> **Dataset listings of figures**:
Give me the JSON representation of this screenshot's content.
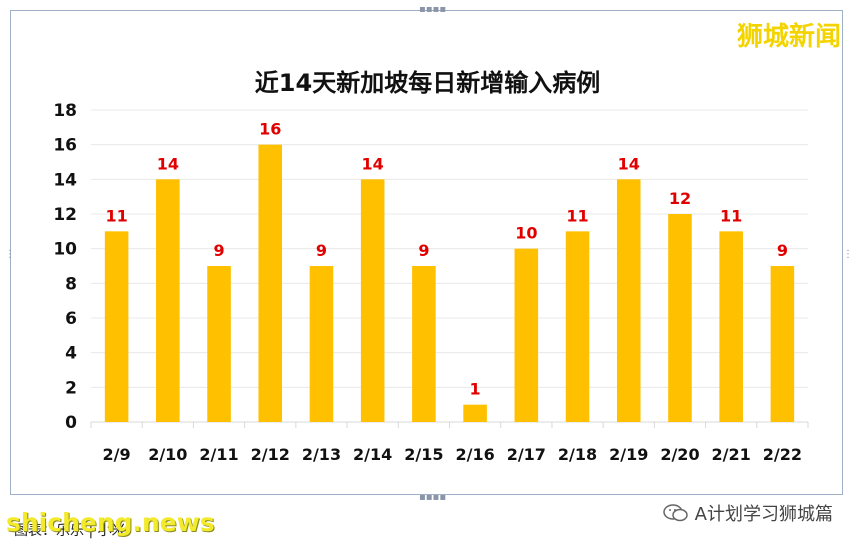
{
  "brand": "狮城新闻",
  "watermark": "shicheng.news",
  "footer_left": "图表：乐乐 | 小米",
  "footer_right": "A计划学习狮城篇",
  "icons": {
    "wechat": "wechat-icon"
  },
  "colors": {
    "bar": "#FFC000",
    "label": "#E00000",
    "grid": "#E8E8E8",
    "frame": "#9FB0C8"
  },
  "chart_data": {
    "type": "bar",
    "title": "近14天新加坡每日新增输入病例",
    "categories": [
      "2/9",
      "2/10",
      "2/11",
      "2/12",
      "2/13",
      "2/14",
      "2/15",
      "2/16",
      "2/17",
      "2/18",
      "2/19",
      "2/20",
      "2/21",
      "2/22"
    ],
    "values": [
      11,
      14,
      9,
      16,
      9,
      14,
      9,
      1,
      10,
      11,
      14,
      12,
      11,
      9
    ],
    "data_labels": [
      "11",
      "14",
      "9",
      "16",
      "9",
      "14",
      "9",
      "1",
      "10",
      "11",
      "14",
      "12",
      "11",
      "9"
    ],
    "xlabel": "",
    "ylabel": "",
    "ylim": [
      0,
      18
    ],
    "yticks": [
      0,
      2,
      4,
      6,
      8,
      10,
      12,
      14,
      16,
      18
    ],
    "ytick_labels": [
      "0",
      "2",
      "4",
      "6",
      "8",
      "10",
      "12",
      "14",
      "16",
      "18"
    ],
    "grid": true,
    "legend": "none"
  }
}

> **AIM OF THE EXERCISE**:
Generate a word-for-word copy of the preceding records, excluding all pictures.

> **THE OUTPUT**:
Give me the JSON representation of this screenshot's content.
{
  "brand": "狮城新闻",
  "watermark": "shicheng.news",
  "footer_left": "图表：乐乐 | 小米",
  "footer_right": "A计划学习狮城篇",
  "icons": {
    "wechat": "wechat-icon"
  },
  "colors": {
    "bar": "#FFC000",
    "label": "#E00000",
    "grid": "#E8E8E8",
    "frame": "#9FB0C8"
  },
  "chart_data": {
    "type": "bar",
    "title": "近14天新加坡每日新增输入病例",
    "categories": [
      "2/9",
      "2/10",
      "2/11",
      "2/12",
      "2/13",
      "2/14",
      "2/15",
      "2/16",
      "2/17",
      "2/18",
      "2/19",
      "2/20",
      "2/21",
      "2/22"
    ],
    "values": [
      11,
      14,
      9,
      16,
      9,
      14,
      9,
      1,
      10,
      11,
      14,
      12,
      11,
      9
    ],
    "data_labels": [
      "11",
      "14",
      "9",
      "16",
      "9",
      "14",
      "9",
      "1",
      "10",
      "11",
      "14",
      "12",
      "11",
      "9"
    ],
    "xlabel": "",
    "ylabel": "",
    "ylim": [
      0,
      18
    ],
    "yticks": [
      0,
      2,
      4,
      6,
      8,
      10,
      12,
      14,
      16,
      18
    ],
    "ytick_labels": [
      "0",
      "2",
      "4",
      "6",
      "8",
      "10",
      "12",
      "14",
      "16",
      "18"
    ],
    "grid": true,
    "legend": "none"
  }
}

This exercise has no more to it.